• _Goal_:
Print out the entries below with no edits.

(Stored data)
######

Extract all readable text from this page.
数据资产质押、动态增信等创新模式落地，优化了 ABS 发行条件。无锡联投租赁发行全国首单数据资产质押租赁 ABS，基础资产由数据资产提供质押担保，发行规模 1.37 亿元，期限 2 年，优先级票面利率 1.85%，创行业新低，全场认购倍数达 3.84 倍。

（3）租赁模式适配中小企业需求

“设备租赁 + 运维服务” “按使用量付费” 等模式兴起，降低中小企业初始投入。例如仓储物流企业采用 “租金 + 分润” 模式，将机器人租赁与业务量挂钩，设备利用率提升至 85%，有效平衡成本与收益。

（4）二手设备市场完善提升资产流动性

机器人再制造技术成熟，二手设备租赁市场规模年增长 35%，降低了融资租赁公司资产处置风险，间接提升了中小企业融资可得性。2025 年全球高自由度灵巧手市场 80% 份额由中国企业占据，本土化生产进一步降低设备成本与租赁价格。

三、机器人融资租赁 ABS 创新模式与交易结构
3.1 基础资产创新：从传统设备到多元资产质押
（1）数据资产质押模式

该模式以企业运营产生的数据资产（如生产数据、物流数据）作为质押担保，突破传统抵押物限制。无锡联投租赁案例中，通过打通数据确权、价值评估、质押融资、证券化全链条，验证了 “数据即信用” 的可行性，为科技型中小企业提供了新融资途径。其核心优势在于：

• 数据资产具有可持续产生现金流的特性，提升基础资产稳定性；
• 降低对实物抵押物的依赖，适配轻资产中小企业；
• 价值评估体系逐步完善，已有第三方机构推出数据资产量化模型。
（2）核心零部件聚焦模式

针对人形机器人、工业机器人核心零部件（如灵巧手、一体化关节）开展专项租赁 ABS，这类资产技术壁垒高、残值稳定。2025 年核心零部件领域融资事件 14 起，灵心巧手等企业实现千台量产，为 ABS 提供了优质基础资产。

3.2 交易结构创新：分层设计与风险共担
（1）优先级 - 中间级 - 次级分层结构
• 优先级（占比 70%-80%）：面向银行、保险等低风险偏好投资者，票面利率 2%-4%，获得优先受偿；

######

• _Exercise result_:
Extract all readable text from this page.
数据资产质押、动态增信等创新模式落地，优化了 ABS 发行条件。无锡联投租赁发行全国首单数据资产质押租赁 ABS，基础资产由数据资产提供质押担保，发行规模 1.37 亿元，期限 2 年，优先级票面利率 1.85%，创行业新低，全场认购倍数达 3.84 倍。

（3）租赁模式适配中小企业需求

“设备租赁 + 运维服务” “按使用量付费” 等模式兴起，降低中小企业初始投入。例如仓储物流企业采用 “租金 + 分润” 模式，将机器人租赁与业务量挂钩，设备利用率提升至 85%，有效平衡成本与收益。

（4）二手设备市场完善提升资产流动性

机器人再制造技术成熟，二手设备租赁市场规模年增长 35%，降低了融资租赁公司资产处置风险，间接提升了中小企业融资可得性。2025 年全球高自由度灵巧手市场 80% 份额由中国企业占据，本土化生产进一步降低设备成本与租赁价格。

三、机器人融资租赁 ABS 创新模式与交易结构
3.1 基础资产创新：从传统设备到多元资产质押
（1）数据资产质押模式

该模式以企业运营产生的数据资产（如生产数据、物流数据）作为质押担保，突破传统抵押物限制。无锡联投租赁案例中，通过打通数据确权、价值评估、质押融资、证券化全链条，验证了 “数据即信用” 的可行性，为科技型中小企业提供了新融资途径。其核心优势在于：

• 数据资产具有可持续产生现金流的特性，提升基础资产稳定性；
• 降低对实物抵押物的依赖，适配轻资产中小企业；
• 价值评估体系逐步完善，已有第三方机构推出数据资产量化模型。
（2）核心零部件聚焦模式

针对人形机器人、工业机器人核心零部件（如灵巧手、一体化关节）开展专项租赁 ABS，这类资产技术壁垒高、残值稳定。2025 年核心零部件领域融资事件 14 起，灵心巧手等企业实现千台量产，为 ABS 提供了优质基础资产。

3.2 交易结构创新：分层设计与风险共担
（1）优先级 - 中间级 - 次级分层结构
• 优先级（占比 70%-80%）：面向银行、保险等低风险偏好投资者，票面利率 2%-4%，获得优先受偿；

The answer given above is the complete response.